AIM 1> Retype everything in the records from their first line down to and including the line that contains "macd-histogram-bar xyxy=(201,408,206,410)".
++++ DOCUMENT TEXT
New issue
Have a question about this project? Sign up for a free GitHub account to open an issue and contact its maintainers and the community.
By clicking “Sign up for GitHub”, you agree to our terms of service and privacy statement. We’ll occasionally send you account related emails.
Already on GitHub? Sign in to your account
Out of memory crash pyright-langserver #3239
Comments
The heap can grow up to the resident size limit, which is why it's appropriate to use Which version of node do you have installed? Is it relatively recent? Which OS platform? And is it a 32-bit processor architecture or 64-bit? |
I have node 16.3 on 64-bit linux system. I tired starting server with For me Here is the patch that worked for me. Note that comparing diff --git a/packages/pyright-internal/src/analyzer/program.ts b/packages/pyright-internal/src/analyzer/program.ts
index aabf36a5..08c0a18b 100644
--- a/packages/pyright-internal/src/analyzer/program.ts
+++ b/packages/pyright-internal/src/analyzer/program.ts
@@ -85,6 +85,7 @@ import { createTypeEvaluatorWithTracker } from './typeEvaluatorWithTracker';
import { PrintTypeFlags } from './typePrinter';
import { Type } from './types';
import { TypeStubWriter } from './typeStubWriter';
+import * as v8 from 'v8';
const _maxImportDepth = 256;
@@ -2106,10 +2107,10 @@ export class Program {
// drop immediately after we empty the cache due to garbage collection timing.
if (typeCacheSize > 750000 || this._parsedFileCount > 1000) {
const memoryUsage = process.memoryUsage();
-
+ const heapStats = v8.getHeapStatistics();
// If we use more than 90% of the available heap size, avoid a crash
// by emptying the type cache.
++++++++
++++ SUPPLIED MATERIAL
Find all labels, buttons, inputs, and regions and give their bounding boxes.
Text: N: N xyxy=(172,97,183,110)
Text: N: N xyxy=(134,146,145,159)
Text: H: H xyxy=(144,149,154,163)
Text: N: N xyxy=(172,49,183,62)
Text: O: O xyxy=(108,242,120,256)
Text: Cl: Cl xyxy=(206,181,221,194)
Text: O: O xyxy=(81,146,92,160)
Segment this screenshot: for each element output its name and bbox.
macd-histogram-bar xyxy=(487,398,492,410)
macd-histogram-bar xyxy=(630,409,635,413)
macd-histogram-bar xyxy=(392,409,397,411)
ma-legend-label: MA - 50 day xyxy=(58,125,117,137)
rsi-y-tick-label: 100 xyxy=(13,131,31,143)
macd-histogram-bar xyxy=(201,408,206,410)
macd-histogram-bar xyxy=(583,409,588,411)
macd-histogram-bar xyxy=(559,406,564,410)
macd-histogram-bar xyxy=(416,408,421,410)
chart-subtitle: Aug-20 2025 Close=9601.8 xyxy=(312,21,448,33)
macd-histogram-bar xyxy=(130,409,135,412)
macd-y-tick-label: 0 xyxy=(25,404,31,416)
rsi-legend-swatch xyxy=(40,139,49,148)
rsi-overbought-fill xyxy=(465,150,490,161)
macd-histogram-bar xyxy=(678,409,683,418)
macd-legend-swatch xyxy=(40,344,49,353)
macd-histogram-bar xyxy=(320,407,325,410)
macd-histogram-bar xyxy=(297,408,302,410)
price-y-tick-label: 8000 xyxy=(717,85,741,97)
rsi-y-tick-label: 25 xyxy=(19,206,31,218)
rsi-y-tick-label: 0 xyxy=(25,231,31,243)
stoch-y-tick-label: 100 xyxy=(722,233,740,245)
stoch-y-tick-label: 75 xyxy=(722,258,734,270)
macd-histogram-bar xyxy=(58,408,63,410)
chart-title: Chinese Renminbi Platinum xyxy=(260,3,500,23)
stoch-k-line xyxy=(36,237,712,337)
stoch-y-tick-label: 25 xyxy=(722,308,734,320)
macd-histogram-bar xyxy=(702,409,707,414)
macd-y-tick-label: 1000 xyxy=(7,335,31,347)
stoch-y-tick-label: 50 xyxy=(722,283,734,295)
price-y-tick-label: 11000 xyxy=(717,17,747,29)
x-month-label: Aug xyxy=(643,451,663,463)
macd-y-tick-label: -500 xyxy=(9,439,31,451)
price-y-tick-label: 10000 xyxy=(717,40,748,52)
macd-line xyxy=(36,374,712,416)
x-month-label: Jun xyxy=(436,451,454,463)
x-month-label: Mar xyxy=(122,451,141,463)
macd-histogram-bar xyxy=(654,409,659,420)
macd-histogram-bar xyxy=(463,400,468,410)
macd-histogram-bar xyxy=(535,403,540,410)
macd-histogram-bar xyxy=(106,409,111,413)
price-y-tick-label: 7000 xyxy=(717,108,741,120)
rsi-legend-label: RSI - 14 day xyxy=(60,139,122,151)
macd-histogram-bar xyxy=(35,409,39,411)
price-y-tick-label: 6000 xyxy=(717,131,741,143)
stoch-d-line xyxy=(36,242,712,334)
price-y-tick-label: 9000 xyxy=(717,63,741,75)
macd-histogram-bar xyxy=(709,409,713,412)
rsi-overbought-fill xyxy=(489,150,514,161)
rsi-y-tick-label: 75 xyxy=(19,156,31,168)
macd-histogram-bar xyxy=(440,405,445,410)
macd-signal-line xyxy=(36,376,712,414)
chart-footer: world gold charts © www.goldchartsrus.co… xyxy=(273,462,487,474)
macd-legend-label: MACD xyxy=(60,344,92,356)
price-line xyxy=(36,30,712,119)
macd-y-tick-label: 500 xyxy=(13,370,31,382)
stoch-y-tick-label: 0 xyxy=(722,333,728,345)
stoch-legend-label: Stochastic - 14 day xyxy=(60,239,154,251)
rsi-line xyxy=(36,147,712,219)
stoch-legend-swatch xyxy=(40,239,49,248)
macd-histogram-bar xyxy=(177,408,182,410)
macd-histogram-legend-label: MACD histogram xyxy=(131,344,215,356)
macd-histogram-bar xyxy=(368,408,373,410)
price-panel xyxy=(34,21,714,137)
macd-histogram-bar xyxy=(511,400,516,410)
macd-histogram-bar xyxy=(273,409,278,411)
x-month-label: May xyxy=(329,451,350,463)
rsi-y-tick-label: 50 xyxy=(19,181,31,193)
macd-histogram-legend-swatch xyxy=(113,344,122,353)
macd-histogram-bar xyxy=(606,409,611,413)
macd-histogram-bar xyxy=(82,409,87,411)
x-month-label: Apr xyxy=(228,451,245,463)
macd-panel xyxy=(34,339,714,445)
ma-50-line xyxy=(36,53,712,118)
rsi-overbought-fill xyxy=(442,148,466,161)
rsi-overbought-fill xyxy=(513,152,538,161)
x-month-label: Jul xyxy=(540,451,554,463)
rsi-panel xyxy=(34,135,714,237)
++++++++
AIM 2>
Answer these questions using the pyright out-of-memory issue thread.
(a) What version of node does the commenter report having, and on what system?
(b) Which file does the patch modify?
(c) What import line does the patch add?

FULL OUTPUT 1>
Find all labels, buttons, inputs, and regions and give their bounding boxes.
Text: N: N xyxy=(172,97,183,110)
Text: N: N xyxy=(134,146,145,159)
Text: H: H xyxy=(144,149,154,163)
Text: N: N xyxy=(172,49,183,62)
Text: O: O xyxy=(108,242,120,256)
Text: Cl: Cl xyxy=(206,181,221,194)
Text: O: O xyxy=(81,146,92,160)
Segment this screenshot: for each element output its name and bbox.
macd-histogram-bar xyxy=(487,398,492,410)
macd-histogram-bar xyxy=(630,409,635,413)
macd-histogram-bar xyxy=(392,409,397,411)
ma-legend-label: MA - 50 day xyxy=(58,125,117,137)
rsi-y-tick-label: 100 xyxy=(13,131,31,143)
macd-histogram-bar xyxy=(201,408,206,410)

FULL OUTPUT 2>
(a) Node 16.3, on a 64-bit Linux system.
(b) packages/pyright-internal/src/analyzer/program.ts
(c) import * as v8 from 'v8';